▸ SHORT TASK: Each entry in the listing below should be restated word for word.

(Figure collection entries)
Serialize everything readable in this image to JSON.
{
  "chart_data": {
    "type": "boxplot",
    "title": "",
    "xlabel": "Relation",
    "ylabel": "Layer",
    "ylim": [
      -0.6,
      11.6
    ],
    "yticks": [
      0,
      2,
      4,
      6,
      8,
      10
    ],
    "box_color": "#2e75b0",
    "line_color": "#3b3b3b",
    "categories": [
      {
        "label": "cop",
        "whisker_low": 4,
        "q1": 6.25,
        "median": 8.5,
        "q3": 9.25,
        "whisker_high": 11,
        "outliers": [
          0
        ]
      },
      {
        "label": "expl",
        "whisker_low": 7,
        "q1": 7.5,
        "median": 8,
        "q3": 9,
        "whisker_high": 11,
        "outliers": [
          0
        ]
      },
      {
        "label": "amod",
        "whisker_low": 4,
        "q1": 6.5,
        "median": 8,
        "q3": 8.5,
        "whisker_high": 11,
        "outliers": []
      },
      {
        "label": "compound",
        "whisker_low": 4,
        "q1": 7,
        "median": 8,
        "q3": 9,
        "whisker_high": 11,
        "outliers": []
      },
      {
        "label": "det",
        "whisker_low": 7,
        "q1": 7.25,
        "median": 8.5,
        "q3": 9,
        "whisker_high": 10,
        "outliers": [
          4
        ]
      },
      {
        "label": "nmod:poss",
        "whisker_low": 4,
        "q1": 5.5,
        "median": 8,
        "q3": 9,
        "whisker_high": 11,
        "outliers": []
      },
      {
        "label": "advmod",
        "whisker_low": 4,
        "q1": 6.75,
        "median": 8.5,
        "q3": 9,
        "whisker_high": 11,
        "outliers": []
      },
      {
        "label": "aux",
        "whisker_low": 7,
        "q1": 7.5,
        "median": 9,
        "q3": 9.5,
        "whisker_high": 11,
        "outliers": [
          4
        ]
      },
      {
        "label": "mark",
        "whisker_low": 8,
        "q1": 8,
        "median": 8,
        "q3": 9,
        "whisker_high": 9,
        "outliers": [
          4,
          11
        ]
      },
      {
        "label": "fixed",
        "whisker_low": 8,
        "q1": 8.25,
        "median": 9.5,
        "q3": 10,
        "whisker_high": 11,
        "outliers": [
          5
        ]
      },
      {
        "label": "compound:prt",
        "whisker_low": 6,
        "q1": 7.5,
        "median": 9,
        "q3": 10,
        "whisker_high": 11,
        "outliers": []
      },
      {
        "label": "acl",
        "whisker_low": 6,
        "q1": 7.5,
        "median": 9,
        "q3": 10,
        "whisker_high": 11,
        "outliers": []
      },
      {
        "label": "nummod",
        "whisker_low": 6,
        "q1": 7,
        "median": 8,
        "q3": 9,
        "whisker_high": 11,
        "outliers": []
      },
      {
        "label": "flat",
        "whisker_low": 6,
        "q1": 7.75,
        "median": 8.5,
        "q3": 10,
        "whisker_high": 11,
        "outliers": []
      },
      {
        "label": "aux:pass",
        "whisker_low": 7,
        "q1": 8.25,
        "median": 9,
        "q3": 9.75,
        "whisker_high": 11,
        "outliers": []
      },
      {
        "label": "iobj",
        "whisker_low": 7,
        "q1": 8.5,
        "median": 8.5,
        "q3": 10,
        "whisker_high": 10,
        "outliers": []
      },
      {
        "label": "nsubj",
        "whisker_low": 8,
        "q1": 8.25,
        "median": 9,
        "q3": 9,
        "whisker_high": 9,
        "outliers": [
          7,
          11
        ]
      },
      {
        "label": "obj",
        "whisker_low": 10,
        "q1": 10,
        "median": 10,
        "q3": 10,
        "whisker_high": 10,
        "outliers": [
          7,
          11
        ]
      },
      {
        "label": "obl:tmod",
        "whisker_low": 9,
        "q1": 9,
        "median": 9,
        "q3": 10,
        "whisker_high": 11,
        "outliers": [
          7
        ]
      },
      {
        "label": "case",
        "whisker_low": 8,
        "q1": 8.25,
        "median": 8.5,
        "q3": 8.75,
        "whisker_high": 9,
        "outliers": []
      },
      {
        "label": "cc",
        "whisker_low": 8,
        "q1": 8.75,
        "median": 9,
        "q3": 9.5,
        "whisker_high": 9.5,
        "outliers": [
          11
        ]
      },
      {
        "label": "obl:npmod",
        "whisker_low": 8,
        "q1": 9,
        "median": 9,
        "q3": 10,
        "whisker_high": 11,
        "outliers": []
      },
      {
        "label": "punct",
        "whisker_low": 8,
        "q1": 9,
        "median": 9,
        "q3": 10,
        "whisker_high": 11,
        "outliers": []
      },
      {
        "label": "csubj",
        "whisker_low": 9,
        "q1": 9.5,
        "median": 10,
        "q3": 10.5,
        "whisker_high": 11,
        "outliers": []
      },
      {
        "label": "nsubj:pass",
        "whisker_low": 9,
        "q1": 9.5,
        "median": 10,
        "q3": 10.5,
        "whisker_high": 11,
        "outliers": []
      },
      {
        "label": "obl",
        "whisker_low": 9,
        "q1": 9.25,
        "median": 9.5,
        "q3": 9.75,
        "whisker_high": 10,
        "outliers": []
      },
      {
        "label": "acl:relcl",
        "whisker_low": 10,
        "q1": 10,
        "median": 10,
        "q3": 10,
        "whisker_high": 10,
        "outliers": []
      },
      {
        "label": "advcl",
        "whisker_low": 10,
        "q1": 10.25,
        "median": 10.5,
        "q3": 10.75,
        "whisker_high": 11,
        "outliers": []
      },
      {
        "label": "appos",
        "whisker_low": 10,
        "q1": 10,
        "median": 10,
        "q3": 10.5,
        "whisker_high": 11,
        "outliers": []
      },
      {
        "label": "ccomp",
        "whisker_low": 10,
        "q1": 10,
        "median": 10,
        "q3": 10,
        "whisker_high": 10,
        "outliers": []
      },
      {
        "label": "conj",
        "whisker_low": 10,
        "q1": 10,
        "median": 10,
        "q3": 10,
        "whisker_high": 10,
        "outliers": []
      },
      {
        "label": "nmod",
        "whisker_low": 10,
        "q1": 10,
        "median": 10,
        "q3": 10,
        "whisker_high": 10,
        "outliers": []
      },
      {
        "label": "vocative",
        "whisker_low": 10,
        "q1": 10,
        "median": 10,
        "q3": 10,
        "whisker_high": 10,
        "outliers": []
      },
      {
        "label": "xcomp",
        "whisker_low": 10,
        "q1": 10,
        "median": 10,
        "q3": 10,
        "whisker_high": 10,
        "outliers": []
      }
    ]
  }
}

▸ RESPONSE TO THIS EXERCISE:
Serialize everything readable in this image to JSON.
{
  "chart_data": {
    "type": "boxplot",
    "title": "",
    "xlabel": "Relation",
    "ylabel": "Layer",
    "ylim": [
      -0.6,
      11.6
    ],
    "yticks": [
      0,
      2,
      4,
      6,
      8,
      10
    ],
    "box_color": "#2e75b0",
    "line_color": "#3b3b3b",
    "categories": [
      {
        "label": "cop",
        "whisker_low": 4,
        "q1": 6.25,
        "median": 8.5,
        "q3": 9.25,
        "whisker_high": 11,
        "outliers": [
          0
        ]
      },
      {
        "label": "expl",
        "whisker_low": 7,
        "q1": 7.5,
        "median": 8,
        "q3": 9,
        "whisker_high": 11,
        "outliers": [
          0
        ]
      },
      {
        "label": "amod",
        "whisker_low": 4,
        "q1": 6.5,
        "median": 8,
        "q3": 8.5,
        "whisker_high": 11,
        "outliers": []
      },
      {
        "label": "compound",
        "whisker_low": 4,
        "q1": 7,
        "median": 8,
        "q3": 9,
        "whisker_high": 11,
        "outliers": []
      },
      {
        "label": "det",
        "whisker_low": 7,
        "q1": 7.25,
        "median": 8.5,
        "q3": 9,
        "whisker_high": 10,
        "outliers": [
          4
        ]
      },
      {
        "label": "nmod:poss",
        "whisker_low": 4,
        "q1": 5.5,
        "median": 8,
        "q3": 9,
        "whisker_high": 11,
        "outliers": []
      },
      {
        "label": "advmod",
        "whisker_low": 4,
        "q1": 6.75,
        "median": 8.5,
        "q3": 9,
        "whisker_high": 11,
        "outliers": []
      },
      {
        "label": "aux",
        "whisker_low": 7,
        "q1": 7.5,
        "median": 9,
        "q3": 9.5,
        "whisker_high": 11,
        "outliers": [
          4
        ]
      },
      {
        "label": "mark",
        "whisker_low": 8,
        "q1": 8,
        "median": 8,
        "q3": 9,
        "whisker_high": 9,
        "outliers": [
          4,
          11
        ]
      },
      {
        "label": "fixed",
        "whisker_low": 8,
        "q1": 8.25,
        "median": 9.5,
        "q3": 10,
        "whisker_high": 11,
        "outliers": [
          5
        ]
      },
      {
        "label": "compound:prt",
        "whisker_low": 6,
        "q1": 7.5,
        "median": 9,
        "q3": 10,
        "whisker_high": 11,
        "outliers": []
      },
      {
        "label": "acl",
        "whisker_low": 6,
        "q1": 7.5,
        "median": 9,
        "q3": 10,
        "whisker_high": 11,
        "outliers": []
      },
      {
        "label": "nummod",
        "whisker_low": 6,
        "q1": 7,
        "median": 8,
        "q3": 9,
        "whisker_high": 11,
        "outliers": []
      },
      {
        "label": "flat",
        "whisker_low": 6,
        "q1": 7.75,
        "median": 8.5,
        "q3": 10,
        "whisker_high": 11,
        "outliers": []
      },
      {
        "label": "aux:pass",
        "whisker_low": 7,
        "q1": 8.25,
        "median": 9,
        "q3": 9.75,
        "whisker_high": 11,
        "outliers": []
      },
      {
        "label": "iobj",
        "whisker_low": 7,
        "q1": 8.5,
        "median": 8.5,
        "q3": 10,
        "whisker_high": 10,
        "outliers": []
      },
      {
        "label": "nsubj",
        "whisker_low": 8,
        "q1": 8.25,
        "median": 9,
        "q3": 9,
        "whisker_high": 9,
        "outliers": [
          7,
          11
        ]
      },
      {
        "label": "obj",
        "whisker_low": 10,
        "q1": 10,
        "median": 10,
        "q3": 10,
        "whisker_high": 10,
        "outliers": [
          7,
          11
        ]
      },
      {
        "label": "obl:tmod",
        "whisker_low": 9,
        "q1": 9,
        "median": 9,
        "q3": 10,
        "whisker_high": 11,
        "outliers": [
          7
        ]
      },
      {
        "label": "case",
        "whisker_low": 8,
        "q1": 8.25,
        "median": 8.5,
        "q3": 8.75,
        "whisker_high": 9,
        "outliers": []
      },
      {
        "label": "cc",
        "whisker_low": 8,
        "q1": 8.75,
        "median": 9,
        "q3": 9.5,
        "whisker_high": 9.5,
        "outliers": [
          11
        ]
      },
      {
        "label": "obl:npmod",
        "whisker_low": 8,
        "q1": 9,
        "median": 9,
        "q3": 10,
        "whisker_high": 11,
        "outliers": []
      },
      {
        "label": "punct",
        "whisker_low": 8,
        "q1": 9,
        "median": 9,
        "q3": 10,
        "whisker_high": 11,
        "outliers": []
      },
      {
        "label": "csubj",
        "whisker_low": 9,
        "q1": 9.5,
        "median": 10,
        "q3": 10.5,
        "whisker_high": 11,
        "outliers": []
      },
      {
        "label": "nsubj:pass",
        "whisker_low": 9,
        "q1": 9.5,
        "median": 10,
        "q3": 10.5,
        "whisker_high": 11,
        "outliers": []
      },
      {
        "label": "obl",
        "whisker_low": 9,
        "q1": 9.25,
        "median": 9.5,
        "q3": 9.75,
        "whisker_high": 10,
        "outliers": []
      },
      {
        "label": "acl:relcl",
        "whisker_low": 10,
        "q1": 10,
        "median": 10,
        "q3": 10,
        "whisker_high": 10,
        "outliers": []
      },
      {
        "label": "advcl",
        "whisker_low": 10,
        "q1": 10.25,
        "median": 10.5,
        "q3": 10.75,
        "whisker_high": 11,
        "outliers": []
      },
      {
        "label": "appos",
        "whisker_low": 10,
        "q1": 10,
        "median": 10,
        "q3": 10.5,
        "whisker_high": 11,
        "outliers": []
      },
      {
        "label": "ccomp",
        "whisker_low": 10,
        "q1": 10,
        "median": 10,
        "q3": 10,
        "whisker_high": 10,
        "outliers": []
      },
      {
        "label": "conj",
        "whisker_low": 10,
        "q1": 10,
        "median": 10,
        "q3": 10,
        "whisker_high": 10,
        "outliers": []
      },
      {
        "label": "nmod",
        "whisker_low": 10,
        "q1": 10,
        "median": 10,
        "q3": 10,
        "whisker_high": 10,
        "outliers": []
      },
      {
        "label": "vocative",
        "whisker_low": 10,
        "q1": 10,
        "median": 10,
        "q3": 10,
        "whisker_high": 10,
        "outliers": []
      },
      {
        "label": "xcomp",
        "whisker_low": 10,
        "q1": 10,
        "median": 10,
        "q3": 10,
        "whisker_high": 10,
        "outliers": []
      }
    ]
  }
}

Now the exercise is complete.